§ **Set exercise**: Check each line of the listing, and copy it if it contains the word "đình".

§ **Extracted information**:
□ □ □ □ □

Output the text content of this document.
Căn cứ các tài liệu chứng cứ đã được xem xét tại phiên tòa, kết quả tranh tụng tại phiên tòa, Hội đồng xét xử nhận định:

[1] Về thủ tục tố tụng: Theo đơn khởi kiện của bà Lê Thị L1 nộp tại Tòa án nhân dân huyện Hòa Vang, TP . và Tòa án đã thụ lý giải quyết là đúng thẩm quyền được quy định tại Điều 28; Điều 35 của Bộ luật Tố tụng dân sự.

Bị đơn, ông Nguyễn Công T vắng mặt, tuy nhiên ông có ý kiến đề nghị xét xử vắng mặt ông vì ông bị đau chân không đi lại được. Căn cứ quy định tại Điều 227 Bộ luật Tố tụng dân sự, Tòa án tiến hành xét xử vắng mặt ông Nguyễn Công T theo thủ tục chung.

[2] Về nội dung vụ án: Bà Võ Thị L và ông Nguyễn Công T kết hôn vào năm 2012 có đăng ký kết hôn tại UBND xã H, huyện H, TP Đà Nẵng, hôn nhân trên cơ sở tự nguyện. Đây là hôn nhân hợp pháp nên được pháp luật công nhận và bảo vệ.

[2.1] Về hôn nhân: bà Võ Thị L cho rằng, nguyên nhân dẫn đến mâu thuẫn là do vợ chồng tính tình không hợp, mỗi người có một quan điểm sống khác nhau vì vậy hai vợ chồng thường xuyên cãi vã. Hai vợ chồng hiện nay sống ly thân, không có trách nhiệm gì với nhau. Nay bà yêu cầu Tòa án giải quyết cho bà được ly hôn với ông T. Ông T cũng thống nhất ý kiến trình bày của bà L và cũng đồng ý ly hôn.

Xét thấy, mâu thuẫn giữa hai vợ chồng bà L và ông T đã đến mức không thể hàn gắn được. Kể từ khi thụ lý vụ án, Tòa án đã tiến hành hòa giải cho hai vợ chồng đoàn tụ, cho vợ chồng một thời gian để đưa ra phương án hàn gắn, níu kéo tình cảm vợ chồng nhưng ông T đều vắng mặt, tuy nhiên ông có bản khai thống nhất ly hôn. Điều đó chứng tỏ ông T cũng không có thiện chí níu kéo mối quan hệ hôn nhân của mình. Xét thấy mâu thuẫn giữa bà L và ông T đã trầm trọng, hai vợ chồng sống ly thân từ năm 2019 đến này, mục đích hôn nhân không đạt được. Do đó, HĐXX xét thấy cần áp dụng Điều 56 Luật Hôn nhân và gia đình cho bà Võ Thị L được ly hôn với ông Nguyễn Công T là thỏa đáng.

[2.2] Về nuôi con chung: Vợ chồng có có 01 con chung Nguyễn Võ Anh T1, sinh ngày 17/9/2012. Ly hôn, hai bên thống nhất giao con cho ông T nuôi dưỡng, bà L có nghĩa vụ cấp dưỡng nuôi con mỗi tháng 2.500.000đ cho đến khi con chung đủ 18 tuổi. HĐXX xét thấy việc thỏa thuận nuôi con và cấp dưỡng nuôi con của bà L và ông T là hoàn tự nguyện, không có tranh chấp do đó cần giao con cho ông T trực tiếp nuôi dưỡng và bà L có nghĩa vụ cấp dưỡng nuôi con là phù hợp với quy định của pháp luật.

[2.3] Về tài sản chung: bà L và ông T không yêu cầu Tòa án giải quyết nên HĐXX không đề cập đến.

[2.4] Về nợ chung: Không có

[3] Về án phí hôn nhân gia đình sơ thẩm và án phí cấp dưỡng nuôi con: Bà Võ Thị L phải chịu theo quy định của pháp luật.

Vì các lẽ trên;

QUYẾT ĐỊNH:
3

□ □ □ □ □

§ **Exercise output**:
Xét thấy, mâu thuẫn giữa hai vợ chồng bà L và ông T đã đến mức không thể hàn gắn được. Kể từ khi thụ lý vụ án, Tòa án đã tiến hành hòa giải cho hai vợ chồng đoàn tụ, cho vợ chồng một thời gian để đưa ra phương án hàn gắn, níu kéo tình cảm vợ chồng nhưng ông T đều vắng mặt, tuy nhiên ông có bản khai thống nhất ly hôn. Điều đó chứng tỏ ông T cũng không có thiện chí níu kéo mối quan hệ hôn nhân của mình. Xét thấy mâu thuẫn giữa bà L và ông T đã trầm trọng, hai vợ chồng sống ly thân từ năm 2019 đến này, mục đích hôn nhân không đạt được. Do đó, HĐXX xét thấy cần áp dụng Điều 56 Luật Hôn nhân và gia đình cho bà Võ Thị L được ly hôn với ông Nguyễn Công T là thỏa đáng.
[3] Về án phí hôn nhân gia đình sơ thẩm và án phí cấp dưỡng nuôi con: Bà Võ Thị L phải chịu theo quy định của pháp luật.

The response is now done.